■ **Set exercise**:
Each line of the material below that holds the word "this" needs to be copied.

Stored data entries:
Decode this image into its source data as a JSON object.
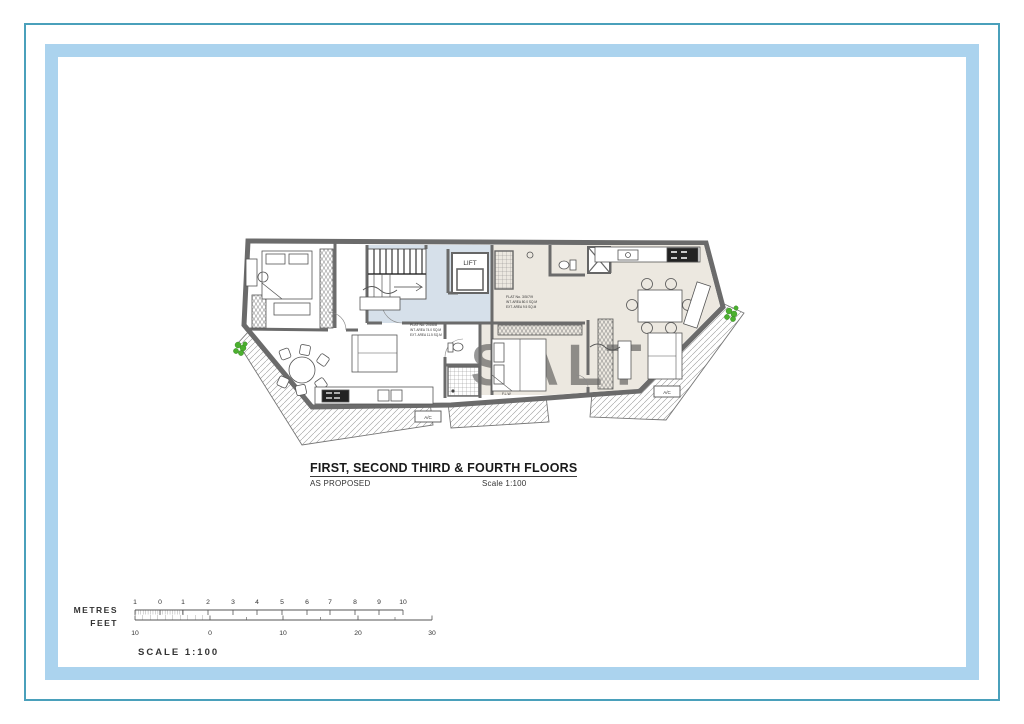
{
  "page": {
    "background": "#ffffff"
  },
  "frame": {
    "outer_border_color": "#4aa0bb",
    "inner_border_color": "#abd3ee"
  },
  "plan": {
    "lift_label": "LIFT",
    "ac_label": "A/C",
    "flw_label": "F.L.W",
    "watermark": "SALT",
    "flat_left": {
      "line1": "FLAT No. 2/4/6/8",
      "line2": "INT. AREA 74.0 SQ.M",
      "line3": "EXT. AREA 11.5 SQ.M"
    },
    "flat_right": {
      "line1": "FLAT No. 3/5/7/9",
      "line2": "INT. AREA 80.0 SQ.M",
      "line3": "EXT. AREA 9.5 SQ.M"
    },
    "colors": {
      "wall": "#6b6b6b",
      "floor_right_flat": "#ece8e0",
      "stair_core": "#d6e0ea",
      "plant_green": "#4bb02e",
      "hatch": "#9a9a9a",
      "watermark_gray": "#dddddd"
    }
  },
  "title_block": {
    "title": "FIRST, SECOND THIRD & FOURTH FLOORS",
    "subtitle": "AS PROPOSED",
    "scale": "Scale 1:100"
  },
  "scale_bar": {
    "metres_label": "METRES",
    "feet_label": "FEET",
    "metres_ticks": [
      "1",
      "0",
      "1",
      "2",
      "3",
      "4",
      "5",
      "6",
      "7",
      "8",
      "9",
      "10"
    ],
    "feet_ticks": [
      "10",
      "0",
      "10",
      "20",
      "30"
    ],
    "caption": "SCALE 1:100"
  }
}
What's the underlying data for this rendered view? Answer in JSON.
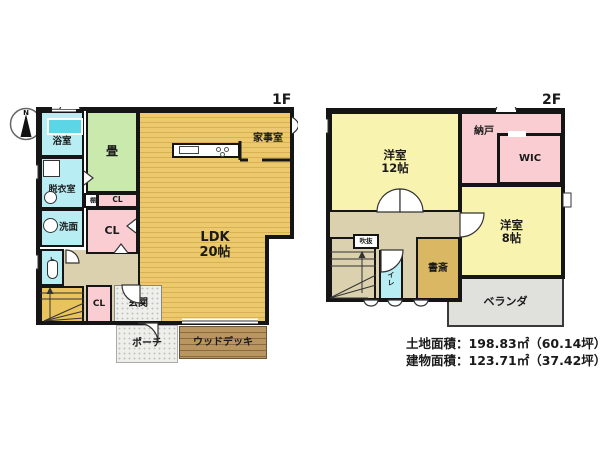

■ **Expected answer**:
Decode this image into its source data as a JSON object.
What's the underlying data for this rendered view? Answer in JSON.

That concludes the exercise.